» Short task
Give the records back in full, exactly as they read.

» Recorded data
>> start
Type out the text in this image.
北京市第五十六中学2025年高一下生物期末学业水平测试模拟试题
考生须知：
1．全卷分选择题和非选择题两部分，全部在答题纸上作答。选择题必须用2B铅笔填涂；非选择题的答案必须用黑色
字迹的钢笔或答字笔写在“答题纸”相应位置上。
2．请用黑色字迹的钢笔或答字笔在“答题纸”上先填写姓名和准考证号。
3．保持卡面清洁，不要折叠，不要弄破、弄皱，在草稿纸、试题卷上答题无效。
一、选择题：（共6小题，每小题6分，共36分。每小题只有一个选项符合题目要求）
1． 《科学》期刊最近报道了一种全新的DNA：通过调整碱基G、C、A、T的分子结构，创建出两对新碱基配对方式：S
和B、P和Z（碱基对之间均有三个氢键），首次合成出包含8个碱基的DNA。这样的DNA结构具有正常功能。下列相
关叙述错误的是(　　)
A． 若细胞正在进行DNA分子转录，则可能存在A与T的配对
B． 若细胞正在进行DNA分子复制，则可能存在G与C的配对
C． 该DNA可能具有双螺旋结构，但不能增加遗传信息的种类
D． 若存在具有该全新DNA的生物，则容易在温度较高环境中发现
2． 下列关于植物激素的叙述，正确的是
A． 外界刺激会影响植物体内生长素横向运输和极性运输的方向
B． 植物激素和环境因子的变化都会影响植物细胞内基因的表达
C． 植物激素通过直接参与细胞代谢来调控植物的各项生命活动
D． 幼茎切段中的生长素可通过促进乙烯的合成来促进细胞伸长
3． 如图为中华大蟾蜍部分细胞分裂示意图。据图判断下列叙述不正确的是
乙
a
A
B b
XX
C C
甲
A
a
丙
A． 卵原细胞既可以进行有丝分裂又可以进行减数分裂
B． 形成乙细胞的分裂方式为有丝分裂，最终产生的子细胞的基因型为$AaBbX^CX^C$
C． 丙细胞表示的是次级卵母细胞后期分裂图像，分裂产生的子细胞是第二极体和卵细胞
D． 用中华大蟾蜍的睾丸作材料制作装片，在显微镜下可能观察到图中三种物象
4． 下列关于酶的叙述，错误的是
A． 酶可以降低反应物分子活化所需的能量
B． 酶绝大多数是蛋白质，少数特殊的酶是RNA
>> end
» Task solution
Type out the text in this image.
北京市第五十六中学2025年高一下生物期末学业水平测试模拟试题
考生须知：
1．全卷分选择题和非选择题两部分，全部在答题纸上作答。选择题必须用2B铅笔填涂；非选择题的答案必须用黑色
字迹的钢笔或答字笔写在“答题纸”相应位置上。
2．请用黑色字迹的钢笔或答字笔在“答题纸”上先填写姓名和准考证号。
3．保持卡面清洁，不要折叠，不要弄破、弄皱，在草稿纸、试题卷上答题无效。
一、选择题：（共6小题，每小题6分，共36分。每小题只有一个选项符合题目要求）
1． 《科学》期刊最近报道了一种全新的DNA：通过调整碱基G、C、A、T的分子结构，创建出两对新碱基配对方式：S
和B、P和Z（碱基对之间均有三个氢键），首次合成出包含8个碱基的DNA。这样的DNA结构具有正常功能。下列相
关叙述错误的是(　　)
A． 若细胞正在进行DNA分子转录，则可能存在A与T的配对
B． 若细胞正在进行DNA分子复制，则可能存在G与C的配对
C． 该DNA可能具有双螺旋结构，但不能增加遗传信息的种类
D． 若存在具有该全新DNA的生物，则容易在温度较高环境中发现
2． 下列关于植物激素的叙述，正确的是
A． 外界刺激会影响植物体内生长素横向运输和极性运输的方向
B． 植物激素和环境因子的变化都会影响植物细胞内基因的表达
C． 植物激素通过直接参与细胞代谢来调控植物的各项生命活动
D． 幼茎切段中的生长素可通过促进乙烯的合成来促进细胞伸长
3． 如图为中华大蟾蜍部分细胞分裂示意图。据图判断下列叙述不正确的是
乙
a
A
B b
XX
C C
甲
A
a
丙
A． 卵原细胞既可以进行有丝分裂又可以进行减数分裂
B． 形成乙细胞的分裂方式为有丝分裂，最终产生的子细胞的基因型为$AaBbX^CX^C$
C． 丙细胞表示的是次级卵母细胞后期分裂图像，分裂产生的子细胞是第二极体和卵细胞
D． 用中华大蟾蜍的睾丸作材料制作装片，在显微镜下可能观察到图中三种物象
4． 下列关于酶的叙述，错误的是
A． 酶可以降低反应物分子活化所需的能量
B． 酶绝大多数是蛋白质，少数特殊的酶是RNA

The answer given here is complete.